▶ **Text passage**:
────────────────────
Easy No-Bake Banana Split Cake
Southern Style Banana Split Cake
One of my favorite no-bake desserts growing up and even today is my Momma’s Banana Split Cake. As a kid, Momma would make this dessert on occasion, and when she did, it was such a treat. I started making this for my family, and you can bet it doesn’t last long with its buttery graham cracker crust topped with all the familiar flavors of a banana split, including the cherry on top!
July in the south is hot! This year, especially, it has been consistently hitting three digits. When it’s this hot, the last thing you want to do is turn on the hot oven. This banana split cake has a way of cooling you down, satisfying that sweet tooth, and will be devoured by everyone. It’s a great dessert for cookouts or gatherings as long as you can keep it refrigerated before serving.
────────────────────
▶ **Directive**: What kind of crust does the banana split cake text describe? The material has no connection to the banana split cake text.

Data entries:
────────────────────
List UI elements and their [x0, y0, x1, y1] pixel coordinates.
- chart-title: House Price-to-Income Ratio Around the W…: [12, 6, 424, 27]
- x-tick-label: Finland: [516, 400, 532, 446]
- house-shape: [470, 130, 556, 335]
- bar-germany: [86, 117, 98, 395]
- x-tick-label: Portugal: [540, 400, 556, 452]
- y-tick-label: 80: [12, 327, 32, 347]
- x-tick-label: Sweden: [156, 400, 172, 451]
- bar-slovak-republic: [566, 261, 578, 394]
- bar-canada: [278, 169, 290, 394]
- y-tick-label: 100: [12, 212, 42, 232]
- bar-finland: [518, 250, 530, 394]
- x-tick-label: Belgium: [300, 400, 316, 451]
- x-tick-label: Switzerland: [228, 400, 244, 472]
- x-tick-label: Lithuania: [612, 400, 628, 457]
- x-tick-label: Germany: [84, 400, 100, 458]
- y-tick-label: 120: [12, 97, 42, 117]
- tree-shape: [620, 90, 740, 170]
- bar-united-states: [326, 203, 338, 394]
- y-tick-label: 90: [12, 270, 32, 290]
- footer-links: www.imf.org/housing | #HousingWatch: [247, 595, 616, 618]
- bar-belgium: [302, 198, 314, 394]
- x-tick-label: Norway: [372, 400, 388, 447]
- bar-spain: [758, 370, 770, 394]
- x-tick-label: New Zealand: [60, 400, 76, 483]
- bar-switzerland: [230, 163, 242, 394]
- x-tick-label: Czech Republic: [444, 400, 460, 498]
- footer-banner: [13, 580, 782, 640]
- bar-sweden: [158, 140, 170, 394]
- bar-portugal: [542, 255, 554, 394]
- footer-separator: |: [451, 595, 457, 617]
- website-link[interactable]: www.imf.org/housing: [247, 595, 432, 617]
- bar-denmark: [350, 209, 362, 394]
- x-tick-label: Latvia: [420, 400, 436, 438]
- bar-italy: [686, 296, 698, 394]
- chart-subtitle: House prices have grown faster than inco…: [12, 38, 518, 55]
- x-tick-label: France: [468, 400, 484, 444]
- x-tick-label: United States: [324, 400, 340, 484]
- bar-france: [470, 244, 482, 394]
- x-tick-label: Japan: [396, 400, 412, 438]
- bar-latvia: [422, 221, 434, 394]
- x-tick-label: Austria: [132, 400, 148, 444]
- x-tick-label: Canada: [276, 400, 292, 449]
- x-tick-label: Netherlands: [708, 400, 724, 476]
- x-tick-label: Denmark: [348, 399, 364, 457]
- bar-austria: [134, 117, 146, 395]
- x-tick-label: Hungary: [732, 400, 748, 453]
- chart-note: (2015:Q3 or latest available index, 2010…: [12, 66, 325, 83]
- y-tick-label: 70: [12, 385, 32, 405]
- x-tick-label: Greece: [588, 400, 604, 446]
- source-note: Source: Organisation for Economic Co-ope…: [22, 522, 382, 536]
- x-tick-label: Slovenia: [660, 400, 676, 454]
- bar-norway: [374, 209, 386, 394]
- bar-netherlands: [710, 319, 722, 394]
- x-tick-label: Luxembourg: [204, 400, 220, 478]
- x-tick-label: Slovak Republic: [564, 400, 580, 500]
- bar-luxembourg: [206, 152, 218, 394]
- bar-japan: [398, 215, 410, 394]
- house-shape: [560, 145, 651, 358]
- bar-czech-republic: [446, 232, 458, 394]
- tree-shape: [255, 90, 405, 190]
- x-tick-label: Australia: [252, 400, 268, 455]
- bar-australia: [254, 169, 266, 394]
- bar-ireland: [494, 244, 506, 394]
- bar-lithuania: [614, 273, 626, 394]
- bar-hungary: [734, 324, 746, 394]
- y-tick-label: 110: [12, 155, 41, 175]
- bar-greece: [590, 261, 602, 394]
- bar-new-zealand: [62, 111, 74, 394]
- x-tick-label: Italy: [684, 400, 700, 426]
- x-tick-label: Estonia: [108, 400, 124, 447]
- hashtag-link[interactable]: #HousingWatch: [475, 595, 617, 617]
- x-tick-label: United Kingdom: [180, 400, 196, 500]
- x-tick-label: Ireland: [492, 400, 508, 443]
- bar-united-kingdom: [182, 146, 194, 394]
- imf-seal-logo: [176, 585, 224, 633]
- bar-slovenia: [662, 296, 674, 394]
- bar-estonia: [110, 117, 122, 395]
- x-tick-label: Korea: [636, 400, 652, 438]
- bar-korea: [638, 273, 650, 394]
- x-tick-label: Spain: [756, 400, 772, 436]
────────────────────
▶ **Response**: A buttery graham cracker crust.